[Stored data]
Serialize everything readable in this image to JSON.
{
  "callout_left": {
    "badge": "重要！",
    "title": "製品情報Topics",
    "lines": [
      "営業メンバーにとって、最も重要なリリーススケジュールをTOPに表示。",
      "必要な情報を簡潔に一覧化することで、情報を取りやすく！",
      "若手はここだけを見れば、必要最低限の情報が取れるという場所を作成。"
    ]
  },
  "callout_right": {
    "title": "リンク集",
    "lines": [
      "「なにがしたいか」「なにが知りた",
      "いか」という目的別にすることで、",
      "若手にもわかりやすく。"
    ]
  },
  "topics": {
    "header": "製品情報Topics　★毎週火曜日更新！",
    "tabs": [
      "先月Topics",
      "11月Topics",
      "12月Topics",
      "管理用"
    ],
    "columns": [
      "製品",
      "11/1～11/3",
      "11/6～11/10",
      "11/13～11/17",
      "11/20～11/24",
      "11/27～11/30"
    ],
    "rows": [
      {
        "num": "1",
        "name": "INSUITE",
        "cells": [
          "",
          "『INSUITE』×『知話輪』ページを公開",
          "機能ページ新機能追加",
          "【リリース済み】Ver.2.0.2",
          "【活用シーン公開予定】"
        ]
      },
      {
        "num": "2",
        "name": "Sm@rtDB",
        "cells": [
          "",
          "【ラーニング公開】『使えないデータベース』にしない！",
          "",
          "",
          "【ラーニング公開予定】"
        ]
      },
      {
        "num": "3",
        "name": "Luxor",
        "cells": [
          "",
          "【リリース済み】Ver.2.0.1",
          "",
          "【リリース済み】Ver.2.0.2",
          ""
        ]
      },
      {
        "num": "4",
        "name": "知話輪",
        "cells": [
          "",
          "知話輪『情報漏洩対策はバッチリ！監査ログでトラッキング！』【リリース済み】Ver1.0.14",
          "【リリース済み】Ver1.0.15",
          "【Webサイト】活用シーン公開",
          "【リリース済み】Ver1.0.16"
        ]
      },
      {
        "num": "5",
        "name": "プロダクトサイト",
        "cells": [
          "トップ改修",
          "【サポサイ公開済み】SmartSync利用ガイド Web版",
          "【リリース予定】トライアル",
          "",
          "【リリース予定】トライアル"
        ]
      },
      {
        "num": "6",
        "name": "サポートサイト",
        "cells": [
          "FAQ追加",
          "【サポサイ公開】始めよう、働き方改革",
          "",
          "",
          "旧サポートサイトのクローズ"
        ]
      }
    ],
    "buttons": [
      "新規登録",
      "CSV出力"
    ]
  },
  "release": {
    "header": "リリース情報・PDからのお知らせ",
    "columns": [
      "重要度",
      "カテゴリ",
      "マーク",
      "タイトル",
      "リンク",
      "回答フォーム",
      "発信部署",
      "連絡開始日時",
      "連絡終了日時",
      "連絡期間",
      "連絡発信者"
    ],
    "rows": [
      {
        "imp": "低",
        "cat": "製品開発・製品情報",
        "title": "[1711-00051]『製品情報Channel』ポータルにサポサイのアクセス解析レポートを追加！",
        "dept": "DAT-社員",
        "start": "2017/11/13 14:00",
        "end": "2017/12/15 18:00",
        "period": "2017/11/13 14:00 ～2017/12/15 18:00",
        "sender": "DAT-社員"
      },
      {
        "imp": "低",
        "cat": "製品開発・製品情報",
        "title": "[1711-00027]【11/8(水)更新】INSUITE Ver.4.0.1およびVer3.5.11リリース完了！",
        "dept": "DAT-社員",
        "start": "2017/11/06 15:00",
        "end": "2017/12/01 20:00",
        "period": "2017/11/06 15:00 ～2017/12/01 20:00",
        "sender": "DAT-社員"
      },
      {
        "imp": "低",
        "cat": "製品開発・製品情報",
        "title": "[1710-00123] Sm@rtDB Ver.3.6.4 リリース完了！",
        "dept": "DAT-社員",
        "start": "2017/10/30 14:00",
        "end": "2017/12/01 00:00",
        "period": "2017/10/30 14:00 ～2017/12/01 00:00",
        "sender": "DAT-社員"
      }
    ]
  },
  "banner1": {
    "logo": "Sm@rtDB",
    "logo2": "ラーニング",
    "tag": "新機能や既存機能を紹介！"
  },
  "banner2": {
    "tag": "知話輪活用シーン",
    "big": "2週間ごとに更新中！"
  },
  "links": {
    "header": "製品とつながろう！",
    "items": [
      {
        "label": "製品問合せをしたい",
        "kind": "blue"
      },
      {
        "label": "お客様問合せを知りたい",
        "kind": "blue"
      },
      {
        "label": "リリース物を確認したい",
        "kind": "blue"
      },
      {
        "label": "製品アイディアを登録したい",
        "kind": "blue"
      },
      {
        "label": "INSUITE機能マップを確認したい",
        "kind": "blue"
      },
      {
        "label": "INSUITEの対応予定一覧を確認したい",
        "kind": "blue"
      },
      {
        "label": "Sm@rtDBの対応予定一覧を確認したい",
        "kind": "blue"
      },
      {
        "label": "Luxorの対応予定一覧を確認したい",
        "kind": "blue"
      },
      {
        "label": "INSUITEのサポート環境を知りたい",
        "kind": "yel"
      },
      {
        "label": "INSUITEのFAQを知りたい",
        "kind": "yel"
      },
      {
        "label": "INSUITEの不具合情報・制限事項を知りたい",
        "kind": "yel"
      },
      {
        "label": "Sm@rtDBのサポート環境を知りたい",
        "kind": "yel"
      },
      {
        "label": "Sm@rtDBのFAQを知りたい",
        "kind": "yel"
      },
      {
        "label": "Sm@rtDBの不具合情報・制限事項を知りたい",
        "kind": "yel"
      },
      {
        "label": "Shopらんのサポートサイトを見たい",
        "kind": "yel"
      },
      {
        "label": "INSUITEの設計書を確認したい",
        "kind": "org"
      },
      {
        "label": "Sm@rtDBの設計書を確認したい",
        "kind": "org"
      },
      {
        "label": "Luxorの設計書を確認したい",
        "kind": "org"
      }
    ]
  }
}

Aim: Exactly reproduce every line of the data above.

Complete output:
Serialize everything readable in this image to JSON.
{
  "callout_left": {
    "badge": "重要！",
    "title": "製品情報Topics",
    "lines": [
      "営業メンバーにとって、最も重要なリリーススケジュールをTOPに表示。",
      "必要な情報を簡潔に一覧化することで、情報を取りやすく！",
      "若手はここだけを見れば、必要最低限の情報が取れるという場所を作成。"
    ]
  },
  "callout_right": {
    "title": "リンク集",
    "lines": [
      "「なにがしたいか」「なにが知りた",
      "いか」という目的別にすることで、",
      "若手にもわかりやすく。"
    ]
  },
  "topics": {
    "header": "製品情報Topics　★毎週火曜日更新！",
    "tabs": [
      "先月Topics",
      "11月Topics",
      "12月Topics",
      "管理用"
    ],
    "columns": [
      "製品",
      "11/1～11/3",
      "11/6～11/10",
      "11/13～11/17",
      "11/20～11/24",
      "11/27～11/30"
    ],
    "rows": [
      {
        "num": "1",
        "name": "INSUITE",
        "cells": [
          "",
          "『INSUITE』×『知話輪』ページを公開",
          "機能ページ新機能追加",
          "【リリース済み】Ver.2.0.2",
          "【活用シーン公開予定】"
        ]
      },
      {
        "num": "2",
        "name": "Sm@rtDB",
        "cells": [
          "",
          "【ラーニング公開】『使えないデータベース』にしない！",
          "",
          "",
          "【ラーニング公開予定】"
        ]
      },
      {
        "num": "3",
        "name": "Luxor",
        "cells": [
          "",
          "【リリース済み】Ver.2.0.1",
          "",
          "【リリース済み】Ver.2.0.2",
          ""
        ]
      },
      {
        "num": "4",
        "name": "知話輪",
        "cells": [
          "",
          "知話輪『情報漏洩対策はバッチリ！監査ログでトラッキング！』【リリース済み】Ver1.0.14",
          "【リリース済み】Ver1.0.15",
          "【Webサイト】活用シーン公開",
          "【リリース済み】Ver1.0.16"
        ]
      },
      {
        "num": "5",
        "name": "プロダクトサイト",
        "cells": [
          "トップ改修",
          "【サポサイ公開済み】SmartSync利用ガイド Web版",
          "【リリース予定】トライアル",
          "",
          "【リリース予定】トライアル"
        ]
      },
      {
        "num": "6",
        "name": "サポートサイト",
        "cells": [
          "FAQ追加",
          "【サポサイ公開】始めよう、働き方改革",
          "",
          "",
          "旧サポートサイトのクローズ"
        ]
      }
    ],
    "buttons": [
      "新規登録",
      "CSV出力"
    ]
  },
  "release": {
    "header": "リリース情報・PDからのお知らせ",
    "columns": [
      "重要度",
      "カテゴリ",
      "マーク",
      "タイトル",
      "リンク",
      "回答フォーム",
      "発信部署",
      "連絡開始日時",
      "連絡終了日時",
      "連絡期間",
      "連絡発信者"
    ],
    "rows": [
      {
        "imp": "低",
        "cat": "製品開発・製品情報",
        "title": "[1711-00051]『製品情報Channel』ポータルにサポサイのアクセス解析レポートを追加！",
        "dept": "DAT-社員",
        "start": "2017/11/13 14:00",
        "end": "2017/12/15 18:00",
        "period": "2017/11/13 14:00 ～2017/12/15 18:00",
        "sender": "DAT-社員"
      },
      {
        "imp": "低",
        "cat": "製品開発・製品情報",
        "title": "[1711-00027]【11/8(水)更新】INSUITE Ver.4.0.1およびVer3.5.11リリース完了！",
        "dept": "DAT-社員",
        "start": "2017/11/06 15:00",
        "end": "2017/12/01 20:00",
        "period": "2017/11/06 15:00 ～2017/12/01 20:00",
        "sender": "DAT-社員"
      },
      {
        "imp": "低",
        "cat": "製品開発・製品情報",
        "title": "[1710-00123] Sm@rtDB Ver.3.6.4 リリース完了！",
        "dept": "DAT-社員",
        "start": "2017/10/30 14:00",
        "end": "2017/12/01 00:00",
        "period": "2017/10/30 14:00 ～2017/12/01 00:00",
        "sender": "DAT-社員"
      }
    ]
  },
  "banner1": {
    "logo": "Sm@rtDB",
    "logo2": "ラーニング",
    "tag": "新機能や既存機能を紹介！"
  },
  "banner2": {
    "tag": "知話輪活用シーン",
    "big": "2週間ごとに更新中！"
  },
  "links": {
    "header": "製品とつながろう！",
    "items": [
      {
        "label": "製品問合せをしたい",
        "kind": "blue"
      },
      {
        "label": "お客様問合せを知りたい",
        "kind": "blue"
      },
      {
        "label": "リリース物を確認したい",
        "kind": "blue"
      },
      {
        "label": "製品アイディアを登録したい",
        "kind": "blue"
      },
      {
        "label": "INSUITE機能マップを確認したい",
        "kind": "blue"
      },
      {
        "label": "INSUITEの対応予定一覧を確認したい",
        "kind": "blue"
      },
      {
        "label": "Sm@rtDBの対応予定一覧を確認したい",
        "kind": "blue"
      },
      {
        "label": "Luxorの対応予定一覧を確認したい",
        "kind": "blue"
      },
      {
        "label": "INSUITEのサポート環境を知りたい",
        "kind": "yel"
      },
      {
        "label": "INSUITEのFAQを知りたい",
        "kind": "yel"
      },
      {
        "label": "INSUITEの不具合情報・制限事項を知りたい",
        "kind": "yel"
      },
      {
        "label": "Sm@rtDBのサポート環境を知りたい",
        "kind": "yel"
      },
      {
        "label": "Sm@rtDBのFAQを知りたい",
        "kind": "yel"
      },
      {
        "label": "Sm@rtDBの不具合情報・制限事項を知りたい",
        "kind": "yel"
      },
      {
        "label": "Shopらんのサポートサイトを見たい",
        "kind": "yel"
      },
      {
        "label": "INSUITEの設計書を確認したい",
        "kind": "org"
      },
      {
        "label": "Sm@rtDBの設計書を確認したい",
        "kind": "org"
      },
      {
        "label": "Luxorの設計書を確認したい",
        "kind": "org"
      }
    ]
  }
}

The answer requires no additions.